> **Your task**
Print the records below exactly as they appear.

> **Extracted entries**
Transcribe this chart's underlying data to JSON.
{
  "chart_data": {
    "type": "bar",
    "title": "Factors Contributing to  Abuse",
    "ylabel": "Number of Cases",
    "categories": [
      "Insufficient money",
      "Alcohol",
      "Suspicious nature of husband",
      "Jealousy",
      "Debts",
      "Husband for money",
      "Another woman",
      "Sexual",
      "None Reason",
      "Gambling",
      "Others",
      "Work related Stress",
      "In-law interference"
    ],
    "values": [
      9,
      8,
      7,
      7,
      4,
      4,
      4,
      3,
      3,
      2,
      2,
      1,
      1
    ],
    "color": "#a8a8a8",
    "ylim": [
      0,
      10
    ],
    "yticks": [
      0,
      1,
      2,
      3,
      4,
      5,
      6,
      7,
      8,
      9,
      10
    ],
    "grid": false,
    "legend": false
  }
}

> **Exercise output**
Transcribe this chart's underlying data to JSON.
{
  "chart_data": {
    "type": "bar",
    "title": "Factors Contributing to  Abuse",
    "ylabel": "Number of Cases",
    "categories": [
      "Insufficient money",
      "Alcohol",
      "Suspicious nature of husband",
      "Jealousy",
      "Debts",
      "Husband for money",
      "Another woman",
      "Sexual",
      "None Reason",
      "Gambling",
      "Others",
      "Work related Stress",
      "In-law interference"
    ],
    "values": [
      9,
      8,
      7,
      7,
      4,
      4,
      4,
      3,
      3,
      2,
      2,
      1,
      1
    ],
    "color": "#a8a8a8",
    "ylim": [
      0,
      10
    ],
    "yticks": [
      0,
      1,
      2,
      3,
      4,
      5,
      6,
      7,
      8,
      9,
      10
    ],
    "grid": false,
    "legend": false
  }
}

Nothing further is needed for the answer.